■ **Task material**:
- - - - - - -
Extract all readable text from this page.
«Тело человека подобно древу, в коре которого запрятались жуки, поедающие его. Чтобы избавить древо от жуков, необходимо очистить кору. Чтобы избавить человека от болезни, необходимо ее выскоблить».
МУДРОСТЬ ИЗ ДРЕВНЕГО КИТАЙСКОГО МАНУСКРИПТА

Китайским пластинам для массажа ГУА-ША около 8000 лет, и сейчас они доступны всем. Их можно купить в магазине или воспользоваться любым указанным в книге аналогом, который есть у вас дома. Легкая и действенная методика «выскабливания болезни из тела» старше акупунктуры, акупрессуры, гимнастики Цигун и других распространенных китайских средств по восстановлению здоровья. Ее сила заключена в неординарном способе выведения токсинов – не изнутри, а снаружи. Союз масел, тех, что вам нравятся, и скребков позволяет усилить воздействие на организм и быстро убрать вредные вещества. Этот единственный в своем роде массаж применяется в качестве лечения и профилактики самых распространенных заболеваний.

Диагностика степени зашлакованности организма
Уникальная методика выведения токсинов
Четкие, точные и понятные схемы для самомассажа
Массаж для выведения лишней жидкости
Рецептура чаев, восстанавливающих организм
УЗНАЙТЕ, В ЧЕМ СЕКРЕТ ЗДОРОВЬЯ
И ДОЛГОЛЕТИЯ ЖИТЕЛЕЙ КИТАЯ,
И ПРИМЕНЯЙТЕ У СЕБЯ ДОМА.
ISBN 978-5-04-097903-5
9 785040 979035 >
- - - - - - -
■ **What this task involves**: Exactly reproduce every line of the records.

■ **Completed exercise**:
Extract all readable text from this page.
«Тело человека подобно древу, в коре которого запрятались жуки, поедающие его. Чтобы избавить древо от жуков, необходимо очистить кору. Чтобы избавить человека от болезни, необходимо ее выскоблить».
МУДРОСТЬ ИЗ ДРЕВНЕГО КИТАЙСКОГО МАНУСКРИПТА

Китайским пластинам для массажа ГУА-ША около 8000 лет, и сейчас они доступны всем. Их можно купить в магазине или воспользоваться любым указанным в книге аналогом, который есть у вас дома. Легкая и действенная методика «выскабливания болезни из тела» старше акупунктуры, акупрессуры, гимнастики Цигун и других распространенных китайских средств по восстановлению здоровья. Ее сила заключена в неординарном способе выведения токсинов – не изнутри, а снаружи. Союз масел, тех, что вам нравятся, и скребков позволяет усилить воздействие на организм и быстро убрать вредные вещества. Этот единственный в своем роде массаж применяется в качестве лечения и профилактики самых распространенных заболеваний.

Диагностика степени зашлакованности организма
Уникальная методика выведения токсинов
Четкие, точные и понятные схемы для самомассажа
Массаж для выведения лишней жидкости
Рецептура чаев, восстанавливающих организм
УЗНАЙТЕ, В ЧЕМ СЕКРЕТ ЗДОРОВЬЯ
И ДОЛГОЛЕТИЯ ЖИТЕЛЕЙ КИТАЯ,
И ПРИМЕНЯЙТЕ У СЕБЯ ДОМА.
ISBN 978-5-04-097903-5
9 785040 979035 >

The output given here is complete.